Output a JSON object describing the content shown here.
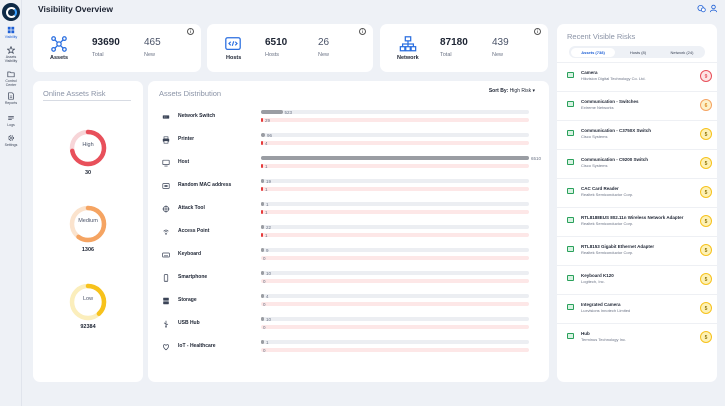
{
  "page": {
    "title": "Visibility Overview"
  },
  "sidebar": {
    "items": [
      {
        "label": "Visibility",
        "icon": "grid-icon",
        "active": true
      },
      {
        "label": "Assets Visibility",
        "icon": "star-icon"
      },
      {
        "label": "Control Center",
        "icon": "folder-icon"
      },
      {
        "label": "Reports",
        "icon": "document-icon"
      },
      {
        "label": "Logs",
        "icon": "list-icon"
      },
      {
        "label": "Settings",
        "icon": "gear-icon"
      }
    ]
  },
  "stats": [
    {
      "label": "Assets",
      "icon": "assets-network-icon",
      "total": "93690",
      "total_label": "Total",
      "new": "465",
      "new_label": "New"
    },
    {
      "label": "Hosts",
      "icon": "host-code-icon",
      "total": "6510",
      "total_label": "Hosts",
      "new": "26",
      "new_label": "New"
    },
    {
      "label": "Network",
      "icon": "network-topology-icon",
      "total": "87180",
      "total_label": "Total",
      "new": "439",
      "new_label": "New"
    }
  ],
  "risk": {
    "title": "Online Assets Risk",
    "levels": [
      {
        "label": "High",
        "value": "30",
        "color": "#e8505b",
        "track": "#f7d5d8",
        "fraction": 0.72
      },
      {
        "label": "Medium",
        "value": "1306",
        "color": "#f5a462",
        "track": "#fbe3cd",
        "fraction": 0.6
      },
      {
        "label": "Low",
        "value": "92384",
        "color": "#f7c21c",
        "track": "#fbeebc",
        "fraction": 0.38
      }
    ]
  },
  "distribution": {
    "title": "Assets Distribution",
    "sort_label": "Sort By:",
    "sort_value": "High Risk",
    "max": 6510,
    "rows": [
      {
        "name": "Network Switch",
        "icon": "switch-icon",
        "total": 523,
        "risk": 29,
        "total_label": "523",
        "risk_label": "29"
      },
      {
        "name": "Printer",
        "icon": "printer-icon",
        "total": 96,
        "risk": 4,
        "total_label": "96",
        "risk_label": "4"
      },
      {
        "name": "Host",
        "icon": "monitor-icon",
        "total": 6510,
        "risk": 1,
        "total_label": "6510",
        "risk_label": "1"
      },
      {
        "name": "Random MAC address",
        "icon": "mac-address-icon",
        "total": 19,
        "risk": 1,
        "total_label": "19",
        "risk_label": "1"
      },
      {
        "name": "Attack Tool",
        "icon": "attack-tool-icon",
        "total": 1,
        "risk": 1,
        "total_label": "1",
        "risk_label": "1"
      },
      {
        "name": "Access Point",
        "icon": "access-point-icon",
        "total": 22,
        "risk": 1,
        "total_label": "22",
        "risk_label": "1"
      },
      {
        "name": "Keyboard",
        "icon": "keyboard-icon",
        "total": 9,
        "risk": 0,
        "total_label": "9",
        "risk_label": "0"
      },
      {
        "name": "Smartphone",
        "icon": "smartphone-icon",
        "total": 10,
        "risk": 0,
        "total_label": "10",
        "risk_label": "0"
      },
      {
        "name": "Storage",
        "icon": "storage-icon",
        "total": 4,
        "risk": 0,
        "total_label": "4",
        "risk_label": "0"
      },
      {
        "name": "USB Hub",
        "icon": "usb-icon",
        "total": 10,
        "risk": 0,
        "total_label": "10",
        "risk_label": "0"
      },
      {
        "name": "IoT - Healthcare",
        "icon": "healthcare-icon",
        "total": 1,
        "risk": 0,
        "total_label": "1",
        "risk_label": "0"
      }
    ]
  },
  "recent": {
    "title": "Recent Visible Risks",
    "tabs": [
      {
        "label": "Assets (738)",
        "active": true
      },
      {
        "label": "Hosts (8)"
      },
      {
        "label": "Network (24)"
      }
    ],
    "items": [
      {
        "name": "Camera",
        "vendor": "Hikvision Digital Technology Co. Ltd.",
        "score": "9",
        "level": "high"
      },
      {
        "name": "Communication - Switches",
        "vendor": "Extreme Networks",
        "score": "6",
        "level": "medium"
      },
      {
        "name": "Communication - C3750X Switch",
        "vendor": "Cisco Systems",
        "score": "5",
        "level": "low"
      },
      {
        "name": "Communication - C9200 Switch",
        "vendor": "Cisco Systems",
        "score": "5",
        "level": "low"
      },
      {
        "name": "CAC Card Reader",
        "vendor": "Realtek Semiconductor Corp.",
        "score": "5",
        "level": "low"
      },
      {
        "name": "RTL8188EUS 802.11n Wireless Network Adapter",
        "vendor": "Realtek Semiconductor Corp.",
        "score": "5",
        "level": "low"
      },
      {
        "name": "RTL8153 Gigabit Ethernet Adapter",
        "vendor": "Realtek Semiconductor Corp.",
        "score": "5",
        "level": "low"
      },
      {
        "name": "Keyboard K120",
        "vendor": "Logitech, Inc.",
        "score": "5",
        "level": "low"
      },
      {
        "name": "Integrated Camera",
        "vendor": "Luxvisions Innotech Limited",
        "score": "5",
        "level": "low"
      },
      {
        "name": "Hub",
        "vendor": "Terminus Technology Inc.",
        "score": "5",
        "level": "low"
      }
    ]
  },
  "colors": {
    "accent": "#1d5fd6",
    "icon_blue": "#2b6fe0",
    "high": "#e8505b",
    "medium": "#f5a462",
    "low": "#f7c21c"
  }
}
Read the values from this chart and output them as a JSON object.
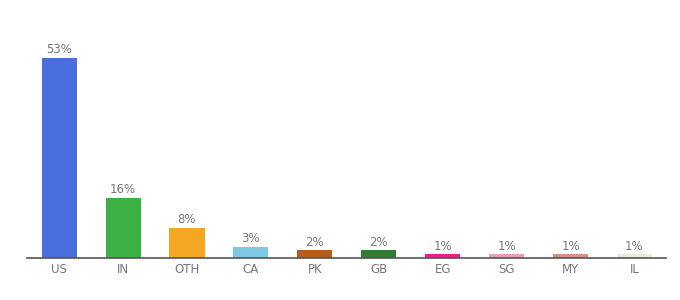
{
  "categories": [
    "US",
    "IN",
    "OTH",
    "CA",
    "PK",
    "GB",
    "EG",
    "SG",
    "MY",
    "IL"
  ],
  "values": [
    53,
    16,
    8,
    3,
    2,
    2,
    1,
    1,
    1,
    1
  ],
  "labels": [
    "53%",
    "16%",
    "8%",
    "3%",
    "2%",
    "2%",
    "1%",
    "1%",
    "1%",
    "1%"
  ],
  "bar_colors": [
    "#4a6fdc",
    "#3cb044",
    "#f5a623",
    "#7ec8e3",
    "#b85c1a",
    "#2e7d32",
    "#e91e8c",
    "#e8a0b0",
    "#d89080",
    "#f0ead6"
  ],
  "background_color": "#ffffff",
  "label_fontsize": 8.5,
  "tick_fontsize": 8.5,
  "label_color": "#777777",
  "tick_color": "#777777",
  "ylim": [
    0,
    62
  ],
  "bar_width": 0.55
}
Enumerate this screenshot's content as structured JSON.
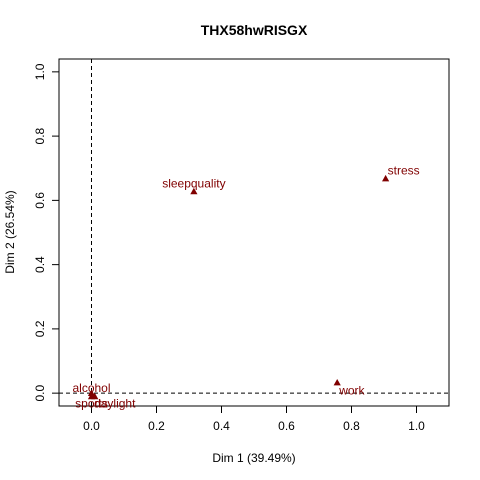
{
  "chart_data": {
    "type": "scatter",
    "title": "THX58hwRISGX",
    "xlabel": "Dim 1 (39.49%)",
    "ylabel": "Dim 2 (26.54%)",
    "xlim": [
      -0.1,
      1.1
    ],
    "ylim": [
      -0.04,
      1.04
    ],
    "xticks": [
      0.0,
      0.2,
      0.4,
      0.6,
      0.8,
      1.0
    ],
    "yticks": [
      0.0,
      0.2,
      0.4,
      0.6,
      0.8,
      1.0
    ],
    "tick_labels_x": [
      "0.0",
      "0.2",
      "0.4",
      "0.6",
      "0.8",
      "1.0"
    ],
    "tick_labels_y": [
      "0.0",
      "0.2",
      "0.4",
      "0.6",
      "0.8",
      "1.0"
    ],
    "reference_lines": {
      "x": 0,
      "y": 0,
      "style": "dashed"
    },
    "grid": false,
    "legend": "none",
    "point_color": "#800000",
    "marker": "triangle",
    "points": [
      {
        "label": "sleepquality",
        "x": 0.315,
        "y": 0.628
      },
      {
        "label": "stress",
        "x": 0.905,
        "y": 0.668
      },
      {
        "label": "work",
        "x": 0.756,
        "y": 0.033
      },
      {
        "label": "alcohol",
        "x": 0.0,
        "y": 0.0
      },
      {
        "label": "sports",
        "x": 0.0,
        "y": -0.01
      },
      {
        "label": "daylight",
        "x": 0.01,
        "y": -0.01
      }
    ]
  }
}
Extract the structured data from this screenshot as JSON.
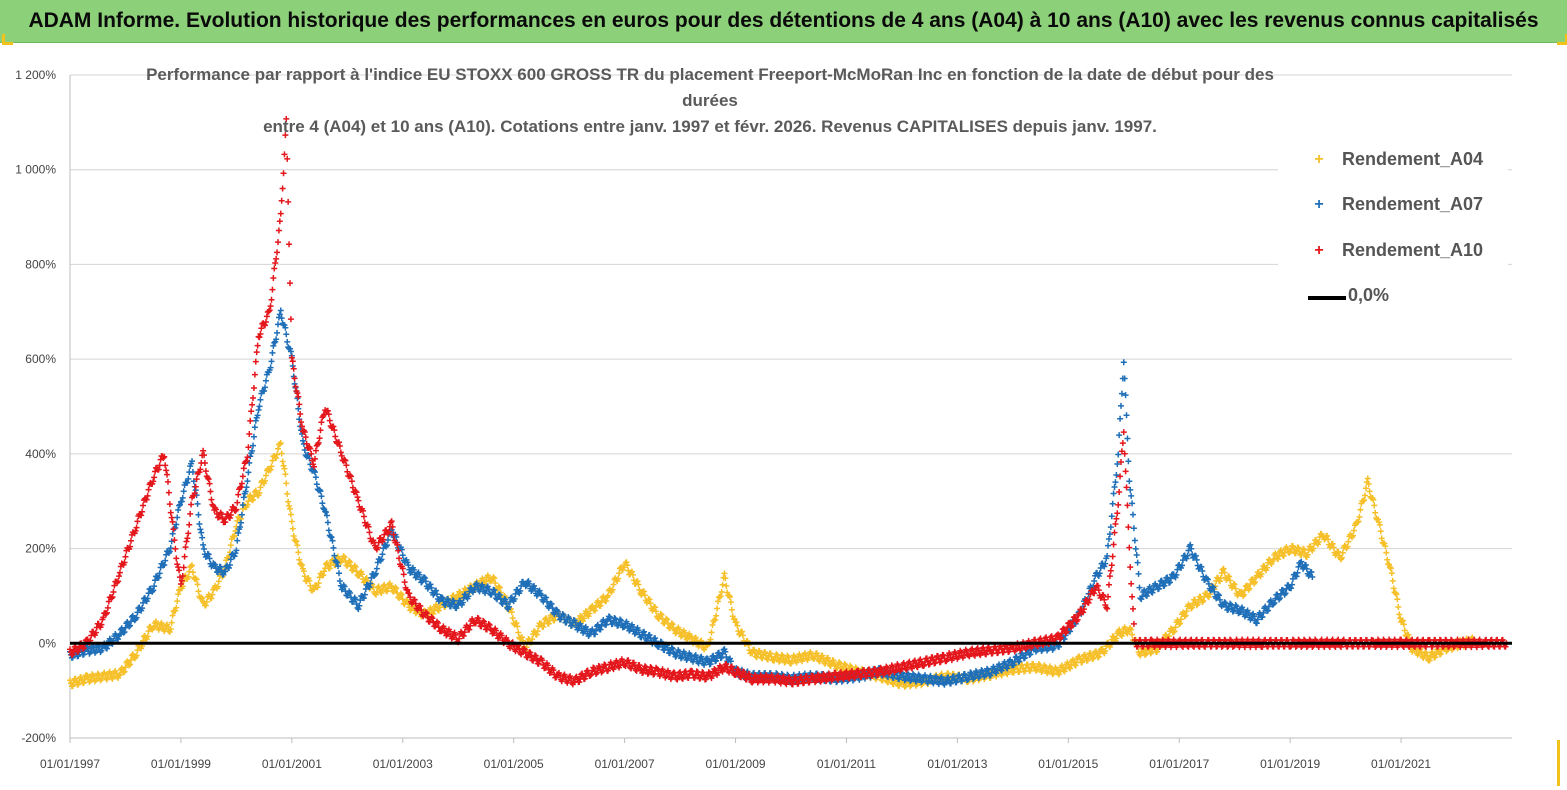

PROBLEM DESCRIPTION => Restate each entry word for word, please, but drop any images it holds.

RESULT OF THIS EXERCISE =>
Output a JSON object describing the content shown here.
{
  "page": {
    "title": "Visibility Overview"
  },
  "sidebar": {
    "items": [
      {
        "label": "Visibility",
        "icon": "grid-icon",
        "active": true
      },
      {
        "label": "Assets Visibility",
        "icon": "star-icon"
      },
      {
        "label": "Control Center",
        "icon": "folder-icon"
      },
      {
        "label": "Reports",
        "icon": "document-icon"
      },
      {
        "label": "Logs",
        "icon": "list-icon"
      },
      {
        "label": "Settings",
        "icon": "gear-icon"
      }
    ]
  },
  "stats": [
    {
      "label": "Assets",
      "icon": "assets-network-icon",
      "total": "93690",
      "total_label": "Total",
      "new": "465",
      "new_label": "New"
    },
    {
      "label": "Hosts",
      "icon": "host-code-icon",
      "total": "6510",
      "total_label": "Hosts",
      "new": "26",
      "new_label": "New"
    },
    {
      "label": "Network",
      "icon": "network-topology-icon",
      "total": "87180",
      "total_label": "Total",
      "new": "439",
      "new_label": "New"
    }
  ],
  "risk": {
    "title": "Online Assets Risk",
    "levels": [
      {
        "label": "High",
        "value": "30",
        "color": "#e8505b",
        "track": "#f7d5d8",
        "fraction": 0.72
      },
      {
        "label": "Medium",
        "value": "1306",
        "color": "#f5a462",
        "track": "#fbe3cd",
        "fraction": 0.6
      },
      {
        "label": "Low",
        "value": "92384",
        "color": "#f7c21c",
        "track": "#fbeebc",
        "fraction": 0.38
      }
    ]
  },
  "distribution": {
    "title": "Assets Distribution",
    "sort_label": "Sort By:",
    "sort_value": "High Risk",
    "max": 6510,
    "rows": [
      {
        "name": "Network Switch",
        "icon": "switch-icon",
        "total": 523,
        "risk": 29,
        "total_label": "523",
        "risk_label": "29"
      },
      {
        "name": "Printer",
        "icon": "printer-icon",
        "total": 96,
        "risk": 4,
        "total_label": "96",
        "risk_label": "4"
      },
      {
        "name": "Host",
        "icon": "monitor-icon",
        "total": 6510,
        "risk": 1,
        "total_label": "6510",
        "risk_label": "1"
      },
      {
        "name": "Random MAC address",
        "icon": "mac-address-icon",
        "total": 19,
        "risk": 1,
        "total_label": "19",
        "risk_label": "1"
      },
      {
        "name": "Attack Tool",
        "icon": "attack-tool-icon",
        "total": 1,
        "risk": 1,
        "total_label": "1",
        "risk_label": "1"
      },
      {
        "name": "Access Point",
        "icon": "access-point-icon",
        "total": 22,
        "risk": 1,
        "total_label": "22",
        "risk_label": "1"
      },
      {
        "name": "Keyboard",
        "icon": "keyboard-icon",
        "total": 9,
        "risk": 0,
        "total_label": "9",
        "risk_label": "0"
      },
      {
        "name": "Smartphone",
        "icon": "smartphone-icon",
        "total": 10,
        "risk": 0,
        "total_label": "10",
        "risk_label": "0"
      },
      {
        "name": "Storage",
        "icon": "storage-icon",
        "total": 4,
        "risk": 0,
        "total_label": "4",
        "risk_label": "0"
      },
      {
        "name": "USB Hub",
        "icon": "usb-icon",
        "total": 10,
        "risk": 0,
        "total_label": "10",
        "risk_label": "0"
      },
      {
        "name": "IoT - Healthcare",
        "icon": "healthcare-icon",
        "total": 1,
        "risk": 0,
        "total_label": "1",
        "risk_label": "0"
      }
    ]
  },
  "recent": {
    "title": "Recent Visible Risks",
    "tabs": [
      {
        "label": "Assets (738)",
        "active": true
      },
      {
        "label": "Hosts (8)"
      },
      {
        "label": "Network (24)"
      }
    ],
    "items": [
      {
        "name": "Camera",
        "vendor": "Hikvision Digital Technology Co. Ltd.",
        "score": "9",
        "level": "high"
      },
      {
        "name": "Communication - Switches",
        "vendor": "Extreme Networks",
        "score": "6",
        "level": "medium"
      },
      {
        "name": "Communication - C3750X Switch",
        "vendor": "Cisco Systems",
        "score": "5",
        "level": "low"
      },
      {
        "name": "Communication - C9200 Switch",
        "vendor": "Cisco Systems",
        "score": "5",
        "level": "low"
      },
      {
        "name": "CAC Card Reader",
        "vendor": "Realtek Semiconductor Corp.",
        "score": "5",
        "level": "low"
      },
      {
        "name": "RTL8188EUS 802.11n Wireless Network Adapter",
        "vendor": "Realtek Semiconductor Corp.",
        "score": "5",
        "level": "low"
      },
      {
        "name": "RTL8153 Gigabit Ethernet Adapter",
        "vendor": "Realtek Semiconductor Corp.",
        "score": "5",
        "level": "low"
      },
      {
        "name": "Keyboard K120",
        "vendor": "Logitech, Inc.",
        "score": "5",
        "level": "low"
      },
      {
        "name": "Integrated Camera",
        "vendor": "Luxvisions Innotech Limited",
        "score": "5",
        "level": "low"
      },
      {
        "name": "Hub",
        "vendor": "Terminus Technology Inc.",
        "score": "5",
        "level": "low"
      }
    ]
  },
  "colors": {
    "accent": "#1d5fd6",
    "icon_blue": "#2b6fe0",
    "high": "#e8505b",
    "medium": "#f5a462",
    "low": "#f7c21c"
  }
}
Read the values from this chart and output them as a JSON object.
{
  "categories": [
    "US",
    "IN",
    "OTH",
    "CA",
    "PK",
    "GB",
    "EG",
    "SG",
    "MY",
    "IL"
  ],
  "values": [
    53,
    16,
    8,
    3,
    2,
    2,
    1,
    1,
    1,
    1
  ],
  "labels": [
    "53%",
    "16%",
    "8%",
    "3%",
    "2%",
    "2%",
    "1%",
    "1%",
    "1%",
    "1%"
  ],
  "bar_colors": [
    "#4a6fdc",
    "#3cb044",
    "#f5a623",
    "#7ec8e3",
    "#b85c1a",
    "#2e7d32",
    "#e91e8c",
    "#e8a0b0",
    "#d89080",
    "#f0ead6"
  ],
  "background_color": "#ffffff",
  "label_fontsize": 8.5,
  "tick_fontsize": 8.5,
  "label_color": "#777777",
  "tick_color": "#777777",
  "ylim": [
    0,
    62
  ],
  "bar_width": 0.55
}
Enumerate this screenshot's content as structured JSON.
{
  "chart_data": {
    "type": "scatter",
    "title": "THX58hwRISGX",
    "xlabel": "Dim 1 (39.49%)",
    "ylabel": "Dim 2 (26.54%)",
    "xlim": [
      -0.1,
      1.1
    ],
    "ylim": [
      -0.04,
      1.04
    ],
    "xticks": [
      0.0,
      0.2,
      0.4,
      0.6,
      0.8,
      1.0
    ],
    "yticks": [
      0.0,
      0.2,
      0.4,
      0.6,
      0.8,
      1.0
    ],
    "tick_labels_x": [
      "0.0",
      "0.2",
      "0.4",
      "0.6",
      "0.8",
      "1.0"
    ],
    "tick_labels_y": [
      "0.0",
      "0.2",
      "0.4",
      "0.6",
      "0.8",
      "1.0"
    ],
    "reference_lines": {
      "x": 0,
      "y": 0,
      "style": "dashed"
    },
    "grid": false,
    "legend": "none",
    "point_color": "#800000",
    "marker": "triangle",
    "points": [
      {
        "label": "sleepquality",
        "x": 0.315,
        "y": 0.628
      },
      {
        "label": "stress",
        "x": 0.905,
        "y": 0.668
      },
      {
        "label": "work",
        "x": 0.756,
        "y": 0.033
      },
      {
        "label": "alcohol",
        "x": 0.0,
        "y": 0.0
      },
      {
        "label": "sports",
        "x": 0.0,
        "y": -0.01
      },
      {
        "label": "daylight",
        "x": 0.01,
        "y": -0.01
      }
    ]
  }
}
Extract the structured data from this screenshot as JSON.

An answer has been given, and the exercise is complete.